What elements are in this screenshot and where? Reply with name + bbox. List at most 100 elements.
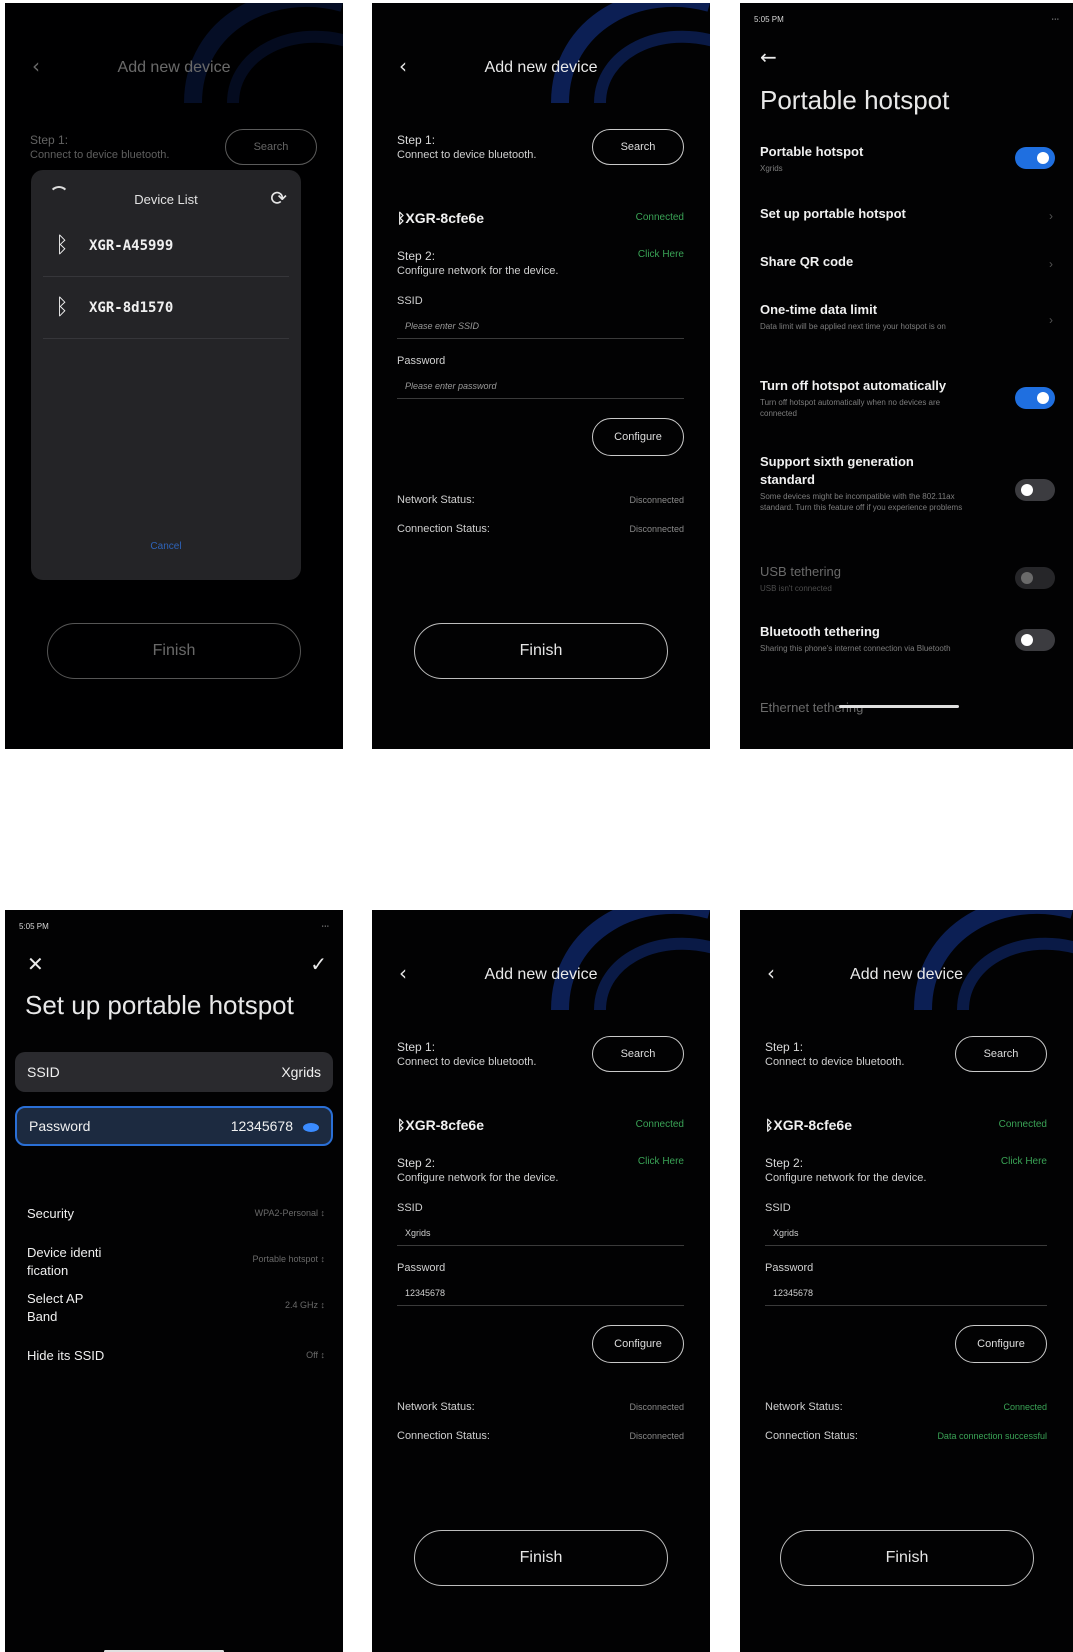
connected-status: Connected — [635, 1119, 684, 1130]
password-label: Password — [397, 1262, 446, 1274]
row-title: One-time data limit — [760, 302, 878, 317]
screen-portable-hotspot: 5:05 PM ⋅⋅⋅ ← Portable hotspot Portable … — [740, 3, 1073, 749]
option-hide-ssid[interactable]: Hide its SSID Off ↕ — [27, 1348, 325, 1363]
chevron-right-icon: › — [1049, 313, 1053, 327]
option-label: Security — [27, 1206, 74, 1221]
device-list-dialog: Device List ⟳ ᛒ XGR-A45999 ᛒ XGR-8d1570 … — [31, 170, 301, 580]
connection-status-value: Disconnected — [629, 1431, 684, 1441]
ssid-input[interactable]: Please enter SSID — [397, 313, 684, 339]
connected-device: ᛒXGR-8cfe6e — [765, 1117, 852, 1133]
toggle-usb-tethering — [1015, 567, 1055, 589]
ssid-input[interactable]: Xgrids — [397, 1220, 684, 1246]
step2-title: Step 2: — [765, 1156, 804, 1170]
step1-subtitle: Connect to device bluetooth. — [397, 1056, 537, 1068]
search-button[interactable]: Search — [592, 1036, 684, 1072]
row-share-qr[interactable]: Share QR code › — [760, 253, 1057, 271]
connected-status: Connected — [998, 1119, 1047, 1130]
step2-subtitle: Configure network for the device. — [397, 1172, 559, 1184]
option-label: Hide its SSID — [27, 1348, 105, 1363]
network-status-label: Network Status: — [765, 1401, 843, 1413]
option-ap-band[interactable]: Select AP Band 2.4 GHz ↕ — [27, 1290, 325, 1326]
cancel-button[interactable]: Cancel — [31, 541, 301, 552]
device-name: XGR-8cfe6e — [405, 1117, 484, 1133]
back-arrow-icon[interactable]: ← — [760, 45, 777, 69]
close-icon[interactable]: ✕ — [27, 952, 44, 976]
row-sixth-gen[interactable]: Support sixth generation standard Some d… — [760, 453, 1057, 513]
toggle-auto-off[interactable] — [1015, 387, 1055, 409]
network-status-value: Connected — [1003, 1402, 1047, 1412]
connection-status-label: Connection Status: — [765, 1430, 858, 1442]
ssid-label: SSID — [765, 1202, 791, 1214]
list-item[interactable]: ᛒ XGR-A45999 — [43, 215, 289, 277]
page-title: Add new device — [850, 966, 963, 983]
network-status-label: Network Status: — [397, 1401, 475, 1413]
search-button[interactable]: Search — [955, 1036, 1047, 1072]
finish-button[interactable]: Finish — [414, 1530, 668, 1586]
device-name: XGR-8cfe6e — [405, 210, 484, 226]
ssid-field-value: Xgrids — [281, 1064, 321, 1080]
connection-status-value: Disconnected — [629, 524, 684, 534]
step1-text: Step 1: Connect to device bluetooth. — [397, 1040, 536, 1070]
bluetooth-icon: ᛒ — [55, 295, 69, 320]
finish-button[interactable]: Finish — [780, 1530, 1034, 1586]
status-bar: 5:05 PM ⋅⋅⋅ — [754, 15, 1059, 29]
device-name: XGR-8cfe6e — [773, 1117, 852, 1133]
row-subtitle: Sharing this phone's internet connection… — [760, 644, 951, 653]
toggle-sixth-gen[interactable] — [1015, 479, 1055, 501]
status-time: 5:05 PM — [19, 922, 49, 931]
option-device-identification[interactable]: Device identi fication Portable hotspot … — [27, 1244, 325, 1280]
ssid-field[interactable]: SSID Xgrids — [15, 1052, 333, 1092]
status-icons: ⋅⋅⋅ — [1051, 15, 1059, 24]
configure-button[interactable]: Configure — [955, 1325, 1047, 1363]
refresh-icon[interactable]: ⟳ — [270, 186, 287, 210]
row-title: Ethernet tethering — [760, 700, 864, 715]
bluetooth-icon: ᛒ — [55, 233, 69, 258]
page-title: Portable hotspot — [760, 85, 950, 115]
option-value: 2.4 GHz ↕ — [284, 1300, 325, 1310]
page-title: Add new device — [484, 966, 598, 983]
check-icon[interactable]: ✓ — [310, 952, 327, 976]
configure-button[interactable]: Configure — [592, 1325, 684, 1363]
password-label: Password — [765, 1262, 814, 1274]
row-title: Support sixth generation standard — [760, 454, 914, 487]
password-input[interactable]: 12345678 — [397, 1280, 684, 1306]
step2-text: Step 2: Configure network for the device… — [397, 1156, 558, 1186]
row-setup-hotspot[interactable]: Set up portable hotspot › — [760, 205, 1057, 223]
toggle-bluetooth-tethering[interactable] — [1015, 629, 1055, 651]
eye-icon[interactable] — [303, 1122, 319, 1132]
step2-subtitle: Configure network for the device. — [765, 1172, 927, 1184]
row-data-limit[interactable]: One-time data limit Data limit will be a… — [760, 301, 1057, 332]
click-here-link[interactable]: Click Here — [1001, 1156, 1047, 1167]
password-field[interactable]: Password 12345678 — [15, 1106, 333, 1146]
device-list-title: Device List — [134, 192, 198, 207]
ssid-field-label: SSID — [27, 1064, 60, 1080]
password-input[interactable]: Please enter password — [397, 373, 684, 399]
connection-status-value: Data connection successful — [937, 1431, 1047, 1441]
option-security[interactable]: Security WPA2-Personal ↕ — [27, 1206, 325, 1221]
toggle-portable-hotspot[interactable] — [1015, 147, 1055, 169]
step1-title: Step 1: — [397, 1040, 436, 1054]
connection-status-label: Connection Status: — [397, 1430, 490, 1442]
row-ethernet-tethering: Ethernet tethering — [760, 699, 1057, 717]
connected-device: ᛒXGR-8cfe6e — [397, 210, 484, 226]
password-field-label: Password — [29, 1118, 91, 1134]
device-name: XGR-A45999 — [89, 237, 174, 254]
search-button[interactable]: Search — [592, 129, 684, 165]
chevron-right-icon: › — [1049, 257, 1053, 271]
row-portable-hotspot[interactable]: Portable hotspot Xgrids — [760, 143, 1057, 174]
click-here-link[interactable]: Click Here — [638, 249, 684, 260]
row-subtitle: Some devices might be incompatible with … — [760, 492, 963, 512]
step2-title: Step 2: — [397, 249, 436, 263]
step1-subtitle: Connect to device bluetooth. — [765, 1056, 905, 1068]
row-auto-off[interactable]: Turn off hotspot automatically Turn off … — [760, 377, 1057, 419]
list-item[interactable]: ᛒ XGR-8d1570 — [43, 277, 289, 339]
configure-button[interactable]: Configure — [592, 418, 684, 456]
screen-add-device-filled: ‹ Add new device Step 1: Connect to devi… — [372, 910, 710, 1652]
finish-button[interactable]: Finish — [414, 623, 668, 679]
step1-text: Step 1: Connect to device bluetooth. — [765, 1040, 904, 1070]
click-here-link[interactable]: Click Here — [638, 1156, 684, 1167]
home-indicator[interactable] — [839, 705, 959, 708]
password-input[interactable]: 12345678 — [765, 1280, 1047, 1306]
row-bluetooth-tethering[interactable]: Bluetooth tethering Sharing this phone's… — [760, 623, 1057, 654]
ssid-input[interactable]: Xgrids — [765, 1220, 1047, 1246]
----
■ **Given task**: Retype everything in the listing from the line containing "connected-status: Connected — [635, 1119, 684, 1130]" down to the line containing "search-button[interactable]: Search — [592, 1036, 684, 1072]", including both of those lines.

■ **Full response**:
connected-status: Connected — [635, 1119, 684, 1130]
password-label: Password — [397, 1262, 446, 1274]
row-title: One-time data limit — [760, 302, 878, 317]
screen-portable-hotspot: 5:05 PM ⋅⋅⋅ ← Portable hotspot Portable … — [740, 3, 1073, 749]
option-hide-ssid[interactable]: Hide its SSID Off ↕ — [27, 1348, 325, 1363]
chevron-right-icon: › — [1049, 313, 1053, 327]
option-label: Security — [27, 1206, 74, 1221]
device-list-dialog: Device List ⟳ ᛒ XGR-A45999 ᛒ XGR-8d1570 … — [31, 170, 301, 580]
connection-status-value: Disconnected — [629, 1431, 684, 1441]
ssid-input[interactable]: Please enter SSID — [397, 313, 684, 339]
connected-device: ᛒXGR-8cfe6e — [765, 1117, 852, 1133]
toggle-usb-tethering — [1015, 567, 1055, 589]
ssid-input[interactable]: Xgrids — [397, 1220, 684, 1246]
step2-title: Step 2: — [765, 1156, 804, 1170]
step1-subtitle: Connect to device bluetooth. — [397, 1056, 537, 1068]
search-button[interactable]: Search — [592, 1036, 684, 1072]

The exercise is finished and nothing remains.